Stated goal
Count the lines below that contain the word "headers", and report only that number.

Exercise materials
---+---

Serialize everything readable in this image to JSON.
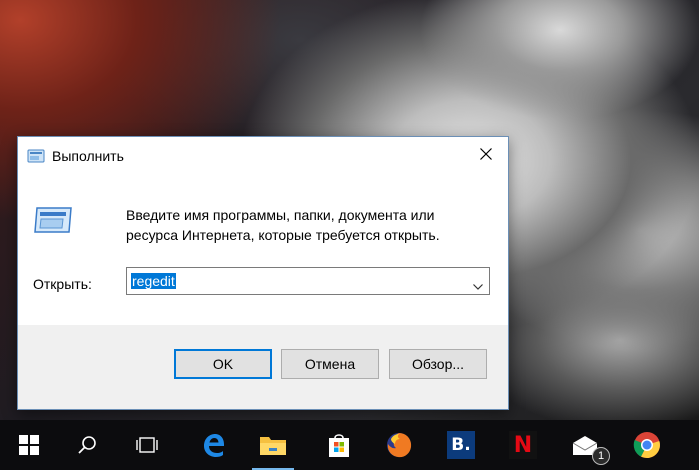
{
  "dialog": {
    "title": "Выполнить",
    "description_line1": "Введите имя программы, папки, документа или",
    "description_line2": "ресурса Интернета, которые требуется открыть.",
    "open_label": "Открыть:",
    "open_value": "regedit",
    "buttons": {
      "ok": "OK",
      "cancel": "Отмена",
      "browse": "Обзор..."
    }
  },
  "taskbar": {
    "items": [
      {
        "name": "start-button",
        "icon": "windows-logo-icon"
      },
      {
        "name": "search-button",
        "icon": "search-icon"
      },
      {
        "name": "task-view-button",
        "icon": "task-view-icon"
      },
      {
        "name": "edge-button",
        "icon": "edge-icon"
      },
      {
        "name": "file-explorer-button",
        "icon": "folder-icon"
      },
      {
        "name": "store-button",
        "icon": "store-icon"
      },
      {
        "name": "firefox-button",
        "icon": "firefox-icon"
      },
      {
        "name": "booking-button",
        "icon": "booking-icon",
        "text": "B."
      },
      {
        "name": "netflix-button",
        "icon": "netflix-icon",
        "text": "N"
      },
      {
        "name": "mail-button",
        "icon": "mail-icon",
        "badge": "1"
      },
      {
        "name": "chrome-button",
        "icon": "chrome-icon"
      }
    ],
    "mail_badge": "1",
    "booking_text": "B.",
    "netflix_text": "N"
  },
  "colors": {
    "accent": "#0078d7",
    "taskbar": "#0c0c0e",
    "dialog_footer": "#f0f0f0"
  }
}
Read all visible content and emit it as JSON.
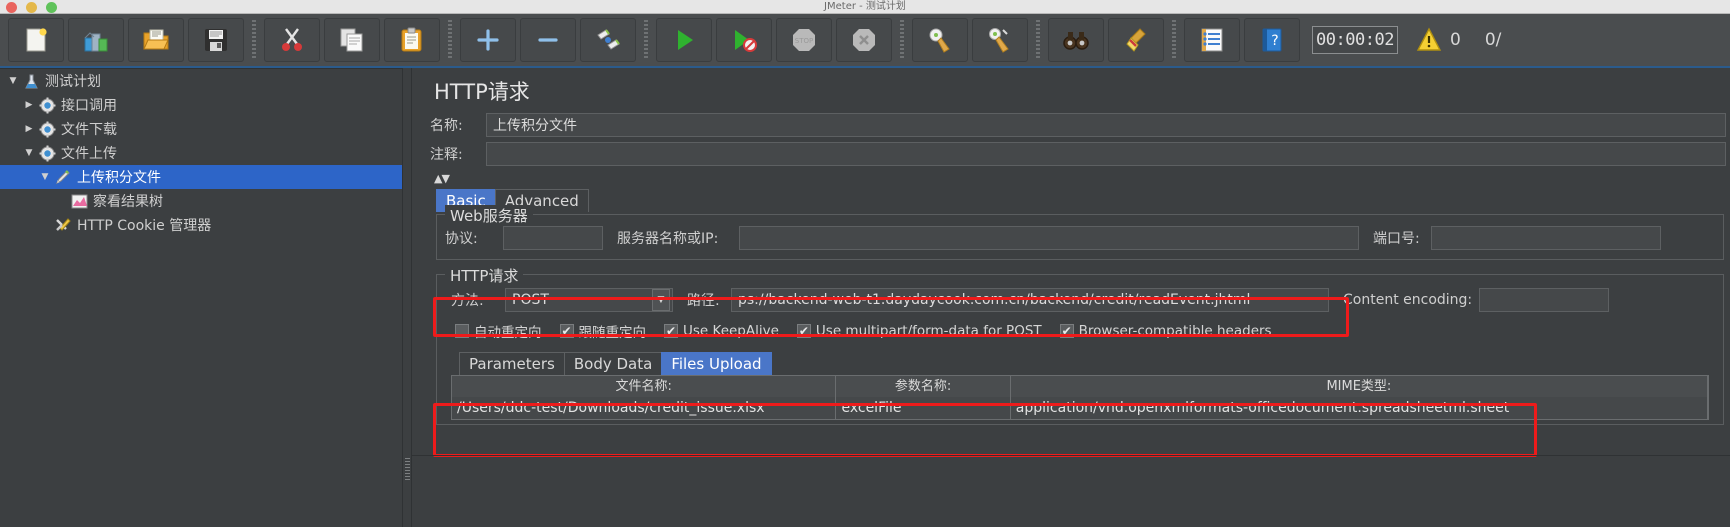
{
  "window": {
    "mac_title": "JMeter - 测试计划"
  },
  "toolbar": {
    "buttons": [
      {
        "name": "new-test-plan",
        "label": "新建",
        "icon": "new-document-icon"
      },
      {
        "name": "templates",
        "label": "模板",
        "icon": "templates-icon"
      },
      {
        "name": "open",
        "label": "打开",
        "icon": "open-folder-icon"
      },
      {
        "name": "save",
        "label": "保存",
        "icon": "save-floppy-icon"
      },
      {
        "name": "cut",
        "label": "剪切",
        "icon": "scissors-icon"
      },
      {
        "name": "copy",
        "label": "复制",
        "icon": "copy-icon"
      },
      {
        "name": "paste",
        "label": "粘贴",
        "icon": "clipboard-paste-icon"
      },
      {
        "name": "expand-all",
        "label": "展开",
        "icon": "plus-icon"
      },
      {
        "name": "collapse-all",
        "label": "折叠",
        "icon": "minus-icon"
      },
      {
        "name": "toggle",
        "label": "启用/禁用",
        "icon": "toggle-pencil-icon"
      },
      {
        "name": "start",
        "label": "启动",
        "icon": "play-green-icon"
      },
      {
        "name": "start-no-pauses",
        "label": "无暂停启动",
        "icon": "play-no-pause-icon"
      },
      {
        "name": "stop",
        "label": "停止",
        "icon": "stop-octagon-icon"
      },
      {
        "name": "shutdown",
        "label": "关闭",
        "icon": "shutdown-x-icon"
      },
      {
        "name": "clear",
        "label": "清除",
        "icon": "clear-broom-icon"
      },
      {
        "name": "clear-all",
        "label": "清除全部",
        "icon": "clear-all-broom-icon"
      },
      {
        "name": "search",
        "label": "查找",
        "icon": "binoculars-icon"
      },
      {
        "name": "reset-search",
        "label": "重置查找",
        "icon": "reset-broom-icon"
      },
      {
        "name": "function-helper",
        "label": "函数助手",
        "icon": "function-list-icon"
      },
      {
        "name": "help",
        "label": "帮助",
        "icon": "help-book-icon"
      }
    ],
    "timer_value": "00:00:02",
    "warning_icon": "warning-triangle-icon",
    "warning_count": "0",
    "thread_count": "0/"
  },
  "tree": {
    "items": [
      {
        "label": "测试计划",
        "icon": "test-plan-flask-icon",
        "twisty": "▼",
        "depth": 0,
        "selected": false
      },
      {
        "label": "接口调用",
        "icon": "thread-group-gear-icon",
        "twisty": "▶",
        "depth": 1,
        "selected": false
      },
      {
        "label": "文件下载",
        "icon": "thread-group-gear-icon",
        "twisty": "▶",
        "depth": 1,
        "selected": false
      },
      {
        "label": "文件上传",
        "icon": "thread-group-gear-icon",
        "twisty": "▼",
        "depth": 1,
        "selected": false
      },
      {
        "label": "上传积分文件",
        "icon": "http-sampler-pencil-icon",
        "twisty": "▼",
        "depth": 2,
        "selected": true
      },
      {
        "label": "察看结果树",
        "icon": "view-results-tree-icon",
        "twisty": "",
        "depth": 3,
        "selected": false
      },
      {
        "label": "HTTP Cookie 管理器",
        "icon": "cookie-manager-icon",
        "twisty": "",
        "depth": 2,
        "selected": false
      }
    ]
  },
  "main": {
    "panel_title": "HTTP请求",
    "name_label": "名称:",
    "name_value": "上传积分文件",
    "comment_label": "注释:",
    "comment_value": "",
    "tabs": [
      {
        "label": "Basic",
        "active": true
      },
      {
        "label": "Advanced",
        "active": false
      }
    ],
    "web_server": {
      "group_title": "Web服务器",
      "protocol_label": "协议:",
      "protocol_value": "",
      "server_label": "服务器名称或IP:",
      "server_value": "",
      "port_label": "端口号:",
      "port_value": ""
    },
    "http_request": {
      "group_title": "HTTP请求",
      "method_label": "方法:",
      "method_value": "POST",
      "method_dropdown_icon": "chevron-down-icon",
      "path_label": "路径:",
      "path_value": "ps://backend-web-t1.daydaycook.com.cn/backend/credit/readEvent.jhtml",
      "content_encoding_label": "Content encoding:",
      "content_encoding_value": "",
      "checkboxes": [
        {
          "label": "自动重定向",
          "checked": false
        },
        {
          "label": "跟随重定向",
          "checked": true
        },
        {
          "label": "Use KeepAlive",
          "checked": true
        },
        {
          "label": "Use multipart/form-data for POST",
          "checked": true
        },
        {
          "label": "Browser-compatible headers",
          "checked": true
        }
      ],
      "inner_tabs": [
        {
          "label": "Parameters",
          "active": false
        },
        {
          "label": "Body Data",
          "active": false
        },
        {
          "label": "Files Upload",
          "active": true
        }
      ],
      "files_table": {
        "headers": [
          "文件名称:",
          "参数名称:",
          "MIME类型:"
        ],
        "rows": [
          [
            "/Users/ddc-test/Downloads/credit_issue.xlsx",
            "excelFile",
            "application/vnd.openxmlformats-officedocument.spreadsheetml.sheet"
          ]
        ]
      }
    }
  },
  "annotations": {
    "accent_color": "#ee1b1b",
    "boxes": [
      {
        "name": "method-path-highlight"
      },
      {
        "name": "files-table-highlight"
      }
    ]
  }
}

---+---

Result of this task
2